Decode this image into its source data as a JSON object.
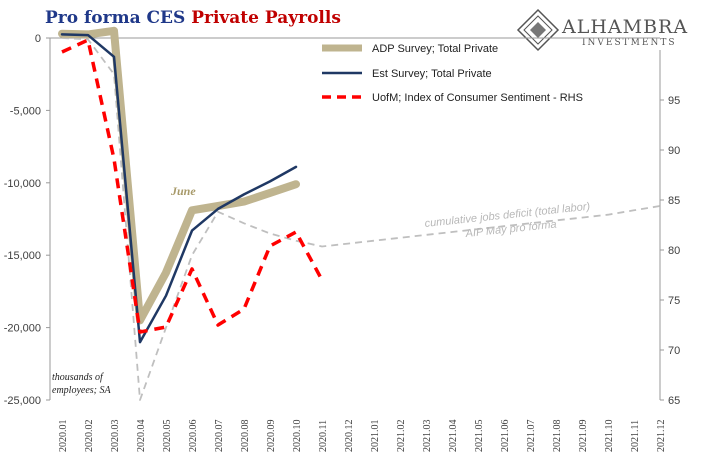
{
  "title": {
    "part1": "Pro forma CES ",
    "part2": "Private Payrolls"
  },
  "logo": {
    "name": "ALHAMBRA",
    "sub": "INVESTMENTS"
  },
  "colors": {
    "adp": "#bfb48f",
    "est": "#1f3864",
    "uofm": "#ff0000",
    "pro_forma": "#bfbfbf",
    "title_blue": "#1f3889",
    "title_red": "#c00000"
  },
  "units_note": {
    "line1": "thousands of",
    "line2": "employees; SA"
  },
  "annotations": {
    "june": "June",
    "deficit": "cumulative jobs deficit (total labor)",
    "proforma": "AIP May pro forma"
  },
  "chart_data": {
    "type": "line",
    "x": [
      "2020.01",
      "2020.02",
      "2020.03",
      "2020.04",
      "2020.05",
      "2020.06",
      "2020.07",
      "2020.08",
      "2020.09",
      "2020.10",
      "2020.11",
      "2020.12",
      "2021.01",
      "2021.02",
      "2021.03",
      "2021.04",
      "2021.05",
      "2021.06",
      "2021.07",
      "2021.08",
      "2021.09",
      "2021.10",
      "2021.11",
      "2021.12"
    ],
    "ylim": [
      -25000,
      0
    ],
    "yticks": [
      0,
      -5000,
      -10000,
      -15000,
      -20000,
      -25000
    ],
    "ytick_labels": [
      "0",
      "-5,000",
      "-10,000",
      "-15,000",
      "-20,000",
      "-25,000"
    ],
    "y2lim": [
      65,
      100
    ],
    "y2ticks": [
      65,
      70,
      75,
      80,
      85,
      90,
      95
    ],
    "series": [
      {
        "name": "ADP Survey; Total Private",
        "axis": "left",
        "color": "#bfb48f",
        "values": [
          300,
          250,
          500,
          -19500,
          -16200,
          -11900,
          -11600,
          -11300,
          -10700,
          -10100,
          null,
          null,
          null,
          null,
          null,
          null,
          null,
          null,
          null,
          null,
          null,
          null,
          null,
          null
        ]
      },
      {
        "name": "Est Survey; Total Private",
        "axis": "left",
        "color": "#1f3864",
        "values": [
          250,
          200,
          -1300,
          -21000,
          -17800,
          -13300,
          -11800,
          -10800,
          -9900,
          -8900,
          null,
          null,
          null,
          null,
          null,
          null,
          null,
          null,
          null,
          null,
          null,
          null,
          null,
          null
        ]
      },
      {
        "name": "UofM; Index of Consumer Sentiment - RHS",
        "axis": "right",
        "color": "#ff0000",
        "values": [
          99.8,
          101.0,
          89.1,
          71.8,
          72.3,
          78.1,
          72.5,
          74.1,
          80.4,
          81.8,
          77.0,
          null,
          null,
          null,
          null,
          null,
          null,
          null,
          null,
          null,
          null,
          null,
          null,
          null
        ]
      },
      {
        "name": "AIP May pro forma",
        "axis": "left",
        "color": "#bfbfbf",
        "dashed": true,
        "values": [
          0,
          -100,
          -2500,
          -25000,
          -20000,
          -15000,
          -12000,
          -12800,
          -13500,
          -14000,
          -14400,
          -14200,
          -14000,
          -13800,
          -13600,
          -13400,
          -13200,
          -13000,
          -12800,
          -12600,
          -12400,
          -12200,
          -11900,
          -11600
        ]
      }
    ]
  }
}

────────────────

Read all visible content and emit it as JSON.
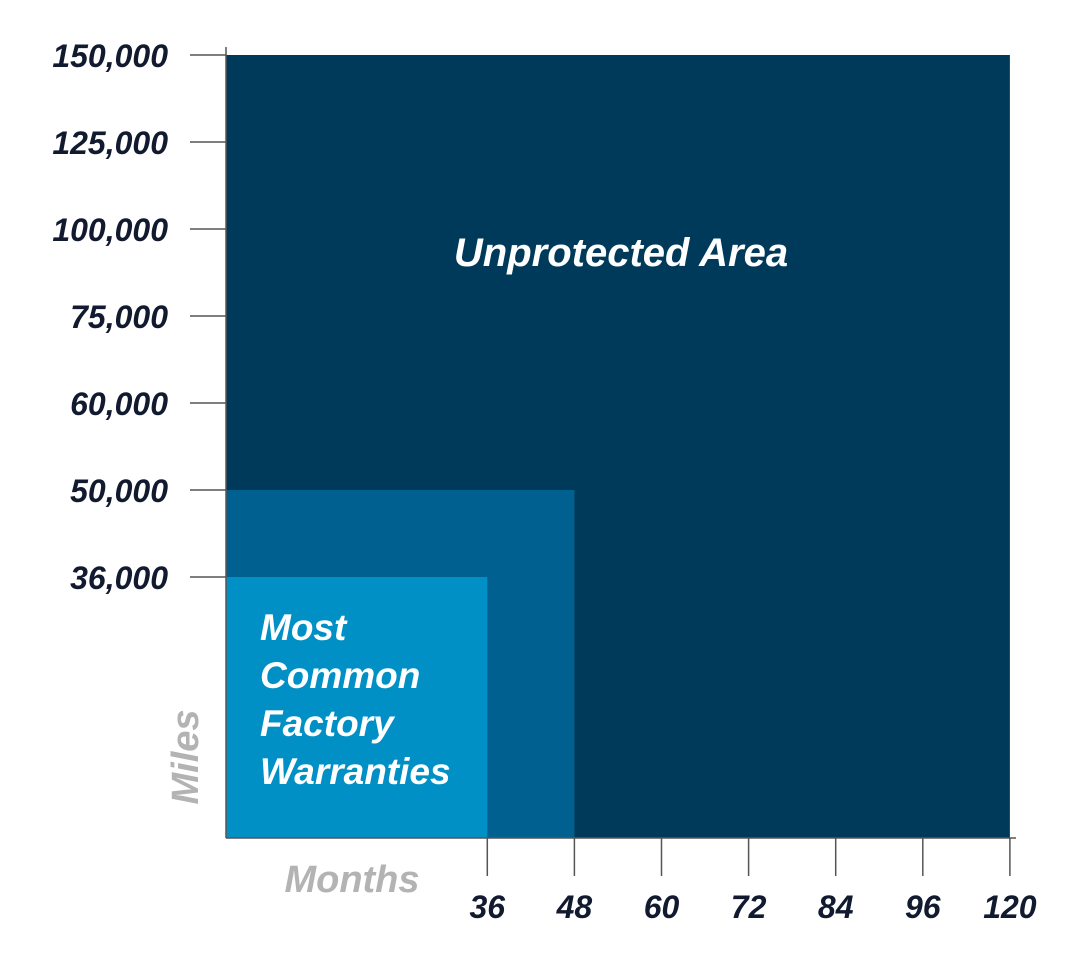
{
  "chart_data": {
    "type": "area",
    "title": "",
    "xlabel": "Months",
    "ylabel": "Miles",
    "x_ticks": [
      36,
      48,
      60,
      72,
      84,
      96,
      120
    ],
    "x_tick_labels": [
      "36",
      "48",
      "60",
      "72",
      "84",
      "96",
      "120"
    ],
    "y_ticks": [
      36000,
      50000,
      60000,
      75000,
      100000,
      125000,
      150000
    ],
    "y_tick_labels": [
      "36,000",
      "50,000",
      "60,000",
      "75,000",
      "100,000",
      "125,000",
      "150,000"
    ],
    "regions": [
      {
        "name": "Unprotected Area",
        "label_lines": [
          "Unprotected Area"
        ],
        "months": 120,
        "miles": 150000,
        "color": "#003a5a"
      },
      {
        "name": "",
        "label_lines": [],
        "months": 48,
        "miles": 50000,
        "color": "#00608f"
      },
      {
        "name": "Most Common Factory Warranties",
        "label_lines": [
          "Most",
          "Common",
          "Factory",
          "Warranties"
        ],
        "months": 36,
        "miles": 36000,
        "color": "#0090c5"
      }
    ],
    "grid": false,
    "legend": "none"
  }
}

────────────────

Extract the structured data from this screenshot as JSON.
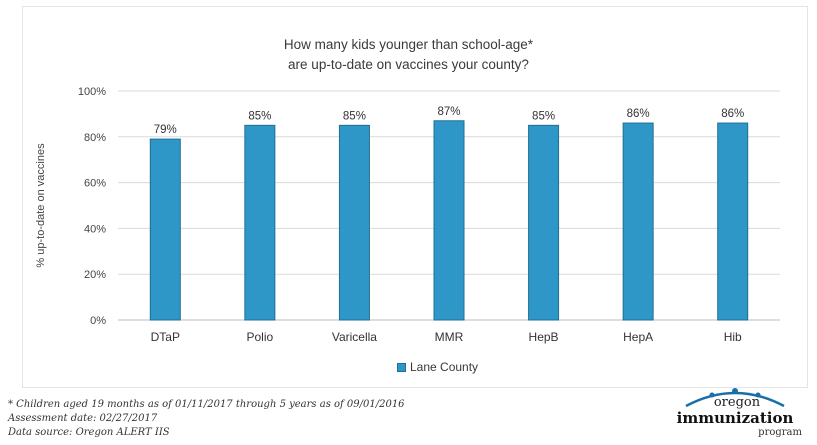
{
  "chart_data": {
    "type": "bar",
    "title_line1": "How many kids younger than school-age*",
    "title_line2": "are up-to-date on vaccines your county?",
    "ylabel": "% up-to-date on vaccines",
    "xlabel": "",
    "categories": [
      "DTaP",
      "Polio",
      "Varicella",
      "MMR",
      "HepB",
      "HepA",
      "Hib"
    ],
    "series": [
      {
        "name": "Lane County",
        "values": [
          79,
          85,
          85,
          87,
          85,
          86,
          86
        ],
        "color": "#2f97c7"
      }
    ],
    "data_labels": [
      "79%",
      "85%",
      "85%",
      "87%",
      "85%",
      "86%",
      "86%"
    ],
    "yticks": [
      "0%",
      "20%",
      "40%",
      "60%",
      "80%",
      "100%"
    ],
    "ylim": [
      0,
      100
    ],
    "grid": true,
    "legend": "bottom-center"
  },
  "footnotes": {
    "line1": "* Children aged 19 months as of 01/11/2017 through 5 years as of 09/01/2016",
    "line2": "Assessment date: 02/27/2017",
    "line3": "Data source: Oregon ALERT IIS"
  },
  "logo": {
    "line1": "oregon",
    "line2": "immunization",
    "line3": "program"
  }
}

────────────────

Extract every line of the records above that contains the word "Common".

        "name": "Most Common Factory Warranties",
          "Common",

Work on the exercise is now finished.